### Exercise directions
Write out all of the data exactly as it appears.

* begin *

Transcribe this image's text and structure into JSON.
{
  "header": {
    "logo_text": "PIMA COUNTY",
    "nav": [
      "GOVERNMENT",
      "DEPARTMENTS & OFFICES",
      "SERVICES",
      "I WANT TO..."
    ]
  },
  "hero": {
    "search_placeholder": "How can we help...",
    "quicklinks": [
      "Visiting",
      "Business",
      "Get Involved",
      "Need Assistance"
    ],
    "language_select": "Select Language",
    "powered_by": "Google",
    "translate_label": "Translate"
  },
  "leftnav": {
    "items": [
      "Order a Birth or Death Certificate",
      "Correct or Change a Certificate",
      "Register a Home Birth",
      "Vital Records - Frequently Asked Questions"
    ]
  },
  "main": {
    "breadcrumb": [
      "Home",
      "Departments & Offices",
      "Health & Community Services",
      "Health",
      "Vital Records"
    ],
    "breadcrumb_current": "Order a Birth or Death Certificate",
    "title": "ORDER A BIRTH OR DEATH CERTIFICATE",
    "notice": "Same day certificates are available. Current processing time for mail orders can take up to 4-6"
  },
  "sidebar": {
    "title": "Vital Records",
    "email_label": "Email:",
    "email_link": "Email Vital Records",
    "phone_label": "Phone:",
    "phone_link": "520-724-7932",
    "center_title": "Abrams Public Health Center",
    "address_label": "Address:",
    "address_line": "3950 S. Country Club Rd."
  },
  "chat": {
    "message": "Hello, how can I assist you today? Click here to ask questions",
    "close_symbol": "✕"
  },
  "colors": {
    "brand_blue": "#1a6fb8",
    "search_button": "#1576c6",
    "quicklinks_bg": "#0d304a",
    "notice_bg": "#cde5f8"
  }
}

* end *

### Written answer
Transcribe this image's text and structure into JSON.
{
  "header": {
    "logo_text": "PIMA COUNTY",
    "nav": [
      "GOVERNMENT",
      "DEPARTMENTS & OFFICES",
      "SERVICES",
      "I WANT TO..."
    ]
  },
  "hero": {
    "search_placeholder": "How can we help...",
    "quicklinks": [
      "Visiting",
      "Business",
      "Get Involved",
      "Need Assistance"
    ],
    "language_select": "Select Language",
    "powered_by": "Google",
    "translate_label": "Translate"
  },
  "leftnav": {
    "items": [
      "Order a Birth or Death Certificate",
      "Correct or Change a Certificate",
      "Register a Home Birth",
      "Vital Records - Frequently Asked Questions"
    ]
  },
  "main": {
    "breadcrumb": [
      "Home",
      "Departments & Offices",
      "Health & Community Services",
      "Health",
      "Vital Records"
    ],
    "breadcrumb_current": "Order a Birth or Death Certificate",
    "title": "ORDER A BIRTH OR DEATH CERTIFICATE",
    "notice": "Same day certificates are available. Current processing time for mail orders can take up to 4-6"
  },
  "sidebar": {
    "title": "Vital Records",
    "email_label": "Email:",
    "email_link": "Email Vital Records",
    "phone_label": "Phone:",
    "phone_link": "520-724-7932",
    "center_title": "Abrams Public Health Center",
    "address_label": "Address:",
    "address_line": "3950 S. Country Club Rd."
  },
  "chat": {
    "message": "Hello, how can I assist you today? Click here to ask questions",
    "close_symbol": "✕"
  },
  "colors": {
    "brand_blue": "#1a6fb8",
    "search_button": "#1576c6",
    "quicklinks_bg": "#0d304a",
    "notice_bg": "#cde5f8"
  }
}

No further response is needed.